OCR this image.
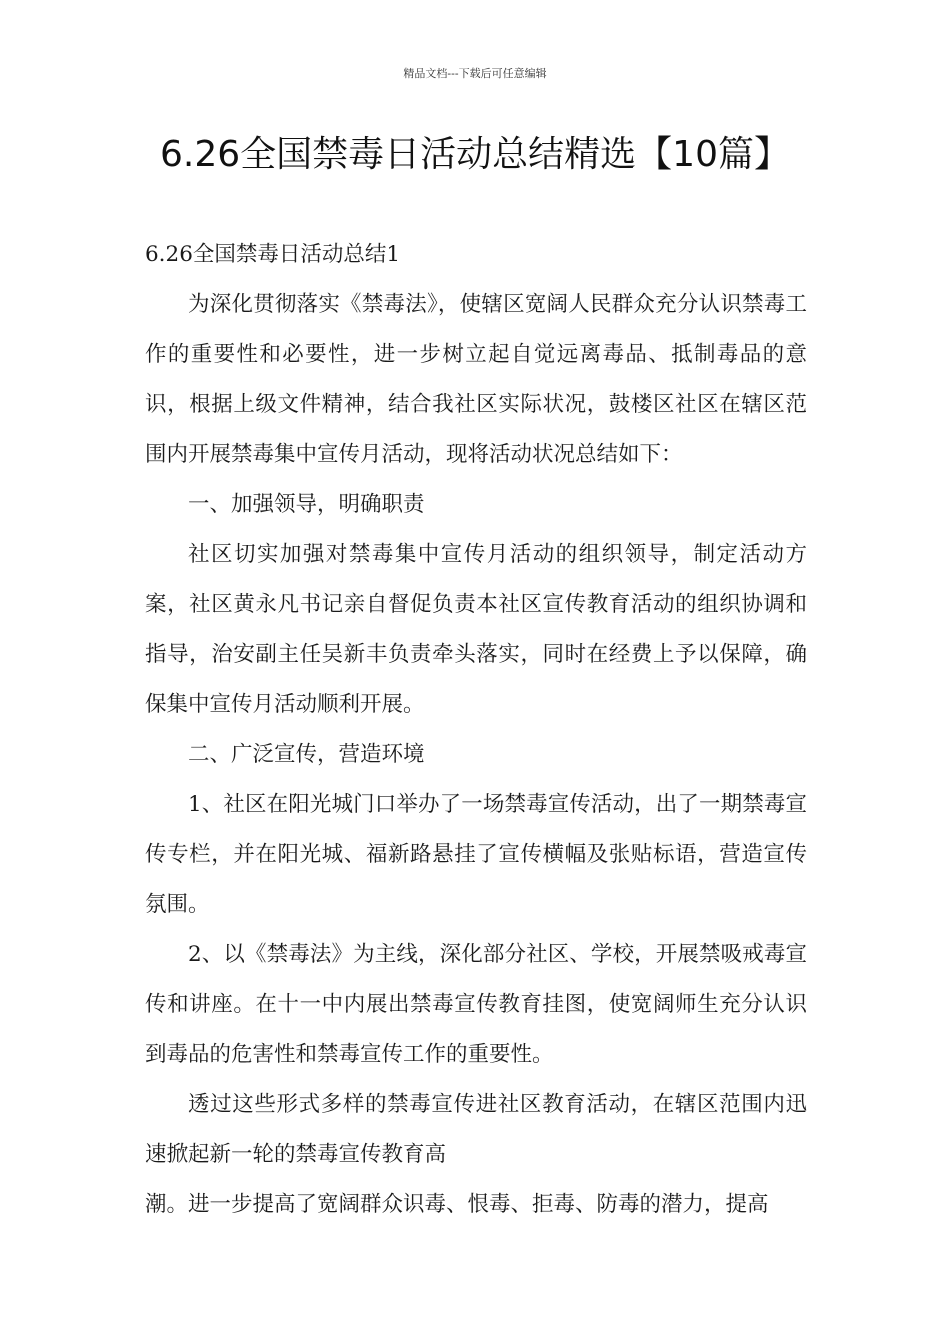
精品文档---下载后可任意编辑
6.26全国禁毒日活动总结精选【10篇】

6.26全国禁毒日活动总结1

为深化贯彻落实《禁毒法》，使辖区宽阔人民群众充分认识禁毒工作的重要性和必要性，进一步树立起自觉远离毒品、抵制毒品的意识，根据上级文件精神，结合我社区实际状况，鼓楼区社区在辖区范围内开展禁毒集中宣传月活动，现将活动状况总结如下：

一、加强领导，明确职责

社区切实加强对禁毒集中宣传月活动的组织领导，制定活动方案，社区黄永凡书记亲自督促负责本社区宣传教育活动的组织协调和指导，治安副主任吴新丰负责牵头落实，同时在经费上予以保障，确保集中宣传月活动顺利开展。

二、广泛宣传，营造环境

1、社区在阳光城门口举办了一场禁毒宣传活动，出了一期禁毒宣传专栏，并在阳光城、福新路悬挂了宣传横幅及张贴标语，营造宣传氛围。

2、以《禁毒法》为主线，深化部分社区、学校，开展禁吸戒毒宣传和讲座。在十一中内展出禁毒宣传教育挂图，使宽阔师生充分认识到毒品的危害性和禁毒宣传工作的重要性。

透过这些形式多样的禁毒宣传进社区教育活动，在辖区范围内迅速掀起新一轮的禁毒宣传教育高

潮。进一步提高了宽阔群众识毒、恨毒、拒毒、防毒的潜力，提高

**TASK:** Return each line from the material above exactly, but not the pictures.

**EXERCISE SOLUTION:**
OCR this image.
精品文档---下载后可任意编辑
6.26全国禁毒日活动总结精选【10篇】

6.26全国禁毒日活动总结1

为深化贯彻落实《禁毒法》，使辖区宽阔人民群众充分认识禁毒工作的重要性和必要性，进一步树立起自觉远离毒品、抵制毒品的意识，根据上级文件精神，结合我社区实际状况，鼓楼区社区在辖区范围内开展禁毒集中宣传月活动，现将活动状况总结如下：

一、加强领导，明确职责

社区切实加强对禁毒集中宣传月活动的组织领导，制定活动方案，社区黄永凡书记亲自督促负责本社区宣传教育活动的组织协调和指导，治安副主任吴新丰负责牵头落实，同时在经费上予以保障，确保集中宣传月活动顺利开展。

二、广泛宣传，营造环境

1、社区在阳光城门口举办了一场禁毒宣传活动，出了一期禁毒宣传专栏，并在阳光城、福新路悬挂了宣传横幅及张贴标语，营造宣传氛围。

2、以《禁毒法》为主线，深化部分社区、学校，开展禁吸戒毒宣传和讲座。在十一中内展出禁毒宣传教育挂图，使宽阔师生充分认识到毒品的危害性和禁毒宣传工作的重要性。

透过这些形式多样的禁毒宣传进社区教育活动，在辖区范围内迅速掀起新一轮的禁毒宣传教育高

潮。进一步提高了宽阔群众识毒、恨毒、拒毒、防毒的潜力，提高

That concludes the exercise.